> _JOB_
Print all the data, keeping every line exactly as it is.

** START **

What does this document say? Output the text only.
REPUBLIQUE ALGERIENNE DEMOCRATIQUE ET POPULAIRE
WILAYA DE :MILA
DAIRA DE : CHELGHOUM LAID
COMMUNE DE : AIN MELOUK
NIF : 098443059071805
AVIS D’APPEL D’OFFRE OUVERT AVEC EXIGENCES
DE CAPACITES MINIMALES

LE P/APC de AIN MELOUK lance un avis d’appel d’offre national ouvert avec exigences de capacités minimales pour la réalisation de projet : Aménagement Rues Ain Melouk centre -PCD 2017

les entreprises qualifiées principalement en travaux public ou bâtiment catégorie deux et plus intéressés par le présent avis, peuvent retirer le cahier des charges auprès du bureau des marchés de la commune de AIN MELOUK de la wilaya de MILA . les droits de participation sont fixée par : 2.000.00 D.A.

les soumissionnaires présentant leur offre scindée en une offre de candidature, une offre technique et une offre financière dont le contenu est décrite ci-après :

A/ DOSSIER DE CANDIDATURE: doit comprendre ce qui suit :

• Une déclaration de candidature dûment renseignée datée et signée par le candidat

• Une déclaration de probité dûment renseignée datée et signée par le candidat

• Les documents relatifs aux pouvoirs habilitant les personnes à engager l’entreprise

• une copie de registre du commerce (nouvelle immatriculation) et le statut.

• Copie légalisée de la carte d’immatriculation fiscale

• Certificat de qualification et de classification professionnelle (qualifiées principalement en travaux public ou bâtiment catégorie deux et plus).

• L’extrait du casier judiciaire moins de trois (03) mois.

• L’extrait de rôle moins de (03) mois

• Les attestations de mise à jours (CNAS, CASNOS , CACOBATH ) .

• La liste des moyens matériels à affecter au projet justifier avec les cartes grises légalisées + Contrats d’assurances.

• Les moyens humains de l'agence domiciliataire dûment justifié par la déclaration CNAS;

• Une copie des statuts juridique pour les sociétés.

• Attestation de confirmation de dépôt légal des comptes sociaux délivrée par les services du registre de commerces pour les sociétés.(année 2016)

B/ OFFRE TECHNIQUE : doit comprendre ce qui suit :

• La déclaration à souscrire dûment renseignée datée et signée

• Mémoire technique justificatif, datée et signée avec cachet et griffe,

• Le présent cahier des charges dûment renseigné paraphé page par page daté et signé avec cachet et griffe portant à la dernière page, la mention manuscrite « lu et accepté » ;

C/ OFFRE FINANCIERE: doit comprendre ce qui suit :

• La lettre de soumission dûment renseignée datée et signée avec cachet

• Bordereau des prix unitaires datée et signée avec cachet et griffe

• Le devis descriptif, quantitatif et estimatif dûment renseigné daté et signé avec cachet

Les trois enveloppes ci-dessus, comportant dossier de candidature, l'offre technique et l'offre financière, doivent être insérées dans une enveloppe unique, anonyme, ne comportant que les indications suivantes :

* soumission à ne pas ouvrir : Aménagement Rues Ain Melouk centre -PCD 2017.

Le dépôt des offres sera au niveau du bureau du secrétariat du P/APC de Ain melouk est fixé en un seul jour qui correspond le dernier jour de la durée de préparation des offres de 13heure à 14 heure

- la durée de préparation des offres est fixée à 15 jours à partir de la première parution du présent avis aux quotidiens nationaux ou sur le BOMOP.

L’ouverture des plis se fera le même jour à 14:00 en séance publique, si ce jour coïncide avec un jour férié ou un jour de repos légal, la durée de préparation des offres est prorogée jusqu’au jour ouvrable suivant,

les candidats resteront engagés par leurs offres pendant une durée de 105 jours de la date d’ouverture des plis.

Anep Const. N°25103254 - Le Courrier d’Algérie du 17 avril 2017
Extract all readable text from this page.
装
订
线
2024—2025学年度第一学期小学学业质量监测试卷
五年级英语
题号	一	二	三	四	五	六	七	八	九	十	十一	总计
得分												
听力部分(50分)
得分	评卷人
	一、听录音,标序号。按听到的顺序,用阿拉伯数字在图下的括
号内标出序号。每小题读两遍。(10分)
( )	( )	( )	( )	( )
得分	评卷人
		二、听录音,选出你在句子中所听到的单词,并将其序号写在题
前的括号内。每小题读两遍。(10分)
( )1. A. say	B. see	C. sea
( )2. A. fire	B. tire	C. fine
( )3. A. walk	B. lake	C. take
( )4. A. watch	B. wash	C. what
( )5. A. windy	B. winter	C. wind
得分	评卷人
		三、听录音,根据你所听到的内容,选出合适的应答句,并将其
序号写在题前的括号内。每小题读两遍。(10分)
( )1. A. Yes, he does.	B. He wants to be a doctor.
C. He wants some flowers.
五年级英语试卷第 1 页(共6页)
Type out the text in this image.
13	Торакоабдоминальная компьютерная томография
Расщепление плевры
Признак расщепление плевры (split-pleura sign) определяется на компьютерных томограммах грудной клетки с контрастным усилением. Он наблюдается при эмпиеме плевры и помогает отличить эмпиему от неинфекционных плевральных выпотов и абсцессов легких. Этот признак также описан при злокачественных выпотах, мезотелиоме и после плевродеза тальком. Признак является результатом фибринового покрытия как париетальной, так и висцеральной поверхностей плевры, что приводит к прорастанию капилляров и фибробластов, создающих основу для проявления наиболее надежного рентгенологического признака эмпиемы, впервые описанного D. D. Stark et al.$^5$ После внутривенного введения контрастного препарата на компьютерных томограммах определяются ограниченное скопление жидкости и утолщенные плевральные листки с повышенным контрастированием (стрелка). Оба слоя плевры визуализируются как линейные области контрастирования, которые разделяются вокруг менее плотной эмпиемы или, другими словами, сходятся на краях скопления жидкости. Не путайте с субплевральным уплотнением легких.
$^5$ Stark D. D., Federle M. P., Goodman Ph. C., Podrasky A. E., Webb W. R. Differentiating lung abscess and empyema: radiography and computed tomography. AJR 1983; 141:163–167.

** END **

> _THE RESPONSE_
What does this document say? Output the text only.
REPUBLIQUE ALGERIENNE DEMOCRATIQUE ET POPULAIRE
WILAYA DE :MILA
DAIRA DE : CHELGHOUM LAID
COMMUNE DE : AIN MELOUK
NIF : 098443059071805
AVIS D’APPEL D’OFFRE OUVERT AVEC EXIGENCES
DE CAPACITES MINIMALES

LE P/APC de AIN MELOUK lance un avis d’appel d’offre national ouvert avec exigences de capacités minimales pour la réalisation de projet : Aménagement Rues Ain Melouk centre -PCD 2017

les entreprises qualifiées principalement en travaux public ou bâtiment catégorie deux et plus intéressés par le présent avis, peuvent retirer le cahier des charges auprès du bureau des marchés de la commune de AIN MELOUK de la wilaya de MILA . les droits de participation sont fixée par : 2.000.00 D.A.

les soumissionnaires présentant leur offre scindée en une offre de candidature, une offre technique et une offre financière dont le contenu est décrite ci-après :

A/ DOSSIER DE CANDIDATURE: doit comprendre ce qui suit :

• Une déclaration de candidature dûment renseignée datée et signée par le candidat

• Une déclaration de probité dûment renseignée datée et signée par le candidat

• Les documents relatifs aux pouvoirs habilitant les personnes à engager l’entreprise

• une copie de registre du commerce (nouvelle immatriculation) et le statut.

• Copie légalisée de la carte d’immatriculation fiscale

• Certificat de qualification et de classification professionnelle (qualifiées principalement en travaux public ou bâtiment catégorie deux et plus).

• L’extrait du casier judiciaire moins de trois (03) mois.

• L’extrait de rôle moins de (03) mois

• Les attestations de mise à jours (CNAS, CASNOS , CACOBATH ) .

• La liste des moyens matériels à affecter au projet justifier avec les cartes grises légalisées + Contrats d’assurances.

• Les moyens humains de l'agence domiciliataire dûment justifié par la déclaration CNAS;

• Une copie des statuts juridique pour les sociétés.

• Attestation de confirmation de dépôt légal des comptes sociaux délivrée par les services du registre de commerces pour les sociétés.(année 2016)

B/ OFFRE TECHNIQUE : doit comprendre ce qui suit :

• La déclaration à souscrire dûment renseignée datée et signée

• Mémoire technique justificatif, datée et signée avec cachet et griffe,

• Le présent cahier des charges dûment renseigné paraphé page par page daté et signé avec cachet et griffe portant à la dernière page, la mention manuscrite « lu et accepté » ;

C/ OFFRE FINANCIERE: doit comprendre ce qui suit :

• La lettre de soumission dûment renseignée datée et signée avec cachet

• Bordereau des prix unitaires datée et signée avec cachet et griffe

• Le devis descriptif, quantitatif et estimatif dûment renseigné daté et signé avec cachet

Les trois enveloppes ci-dessus, comportant dossier de candidature, l'offre technique et l'offre financière, doivent être insérées dans une enveloppe unique, anonyme, ne comportant que les indications suivantes :

* soumission à ne pas ouvrir : Aménagement Rues Ain Melouk centre -PCD 2017.

Le dépôt des offres sera au niveau du bureau du secrétariat du P/APC de Ain melouk est fixé en un seul jour qui correspond le dernier jour de la durée de préparation des offres de 13heure à 14 heure

- la durée de préparation des offres est fixée à 15 jours à partir de la première parution du présent avis aux quotidiens nationaux ou sur le BOMOP.

L’ouverture des plis se fera le même jour à 14:00 en séance publique, si ce jour coïncide avec un jour férié ou un jour de repos légal, la durée de préparation des offres est prorogée jusqu’au jour ouvrable suivant,

les candidats resteront engagés par leurs offres pendant une durée de 105 jours de la date d’ouverture des plis.

Anep Const. N°25103254 - Le Courrier d’Algérie du 17 avril 2017
Extract all readable text from this page.
装
订
线
2024—2025学年度第一学期小学学业质量监测试卷
五年级英语
题号	一	二	三	四	五	六	七	八	九	十	十一	总计
得分												
听力部分(50分)
得分	评卷人
	一、听录音,标序号。按听到的顺序,用阿拉伯数字在图下的括
号内标出序号。每小题读两遍。(10分)
( )	( )	( )	( )	( )
得分	评卷人
		二、听录音,选出你在句子中所听到的单词,并将其序号写在题
前的括号内。每小题读两遍。(10分)
( )1. A. say	B. see	C. sea
( )2. A. fire	B. tire	C. fine
( )3. A. walk	B. lake	C. take
( )4. A. watch	B. wash	C. what
( )5. A. windy	B. winter	C. wind
得分	评卷人
		三、听录音,根据你所听到的内容,选出合适的应答句,并将其
序号写在题前的括号内。每小题读两遍。(10分)
( )1. A. Yes, he does.	B. He wants to be a doctor.
C. He wants some flowers.
五年级英语试卷第 1 页(共6页)
Type out the text in this image.
13	Торакоабдоминальная компьютерная томография
Расщепление плевры
Признак расщепление плевры (split-pleura sign) определяется на компьютерных томограммах грудной клетки с контрастным усилением. Он наблюдается при эмпиеме плевры и помогает отличить эмпиему от неинфекционных плевральных выпотов и абсцессов легких. Этот признак также описан при злокачественных выпотах, мезотелиоме и после плевродеза тальком. Признак является результатом фибринового покрытия как париетальной, так и висцеральной поверхностей плевры, что приводит к прорастанию капилляров и фибробластов, создающих основу для проявления наиболее надежного рентгенологического признака эмпиемы, впервые описанного D. D. Stark et al.$^5$ После внутривенного введения контрастного препарата на компьютерных томограммах определяются ограниченное скопление жидкости и утолщенные плевральные листки с повышенным контрастированием (стрелка). Оба слоя плевры визуализируются как линейные области контрастирования, которые разделяются вокруг менее плотной эмпиемы или, другими словами, сходятся на краях скопления жидкости. Не путайте с субплевральным уплотнением легких.
$^5$ Stark D. D., Federle M. P., Goodman Ph. C., Podrasky A. E., Webb W. R. Differentiating lung abscess and empyema: radiography and computed tomography. AJR 1983; 141:163–167.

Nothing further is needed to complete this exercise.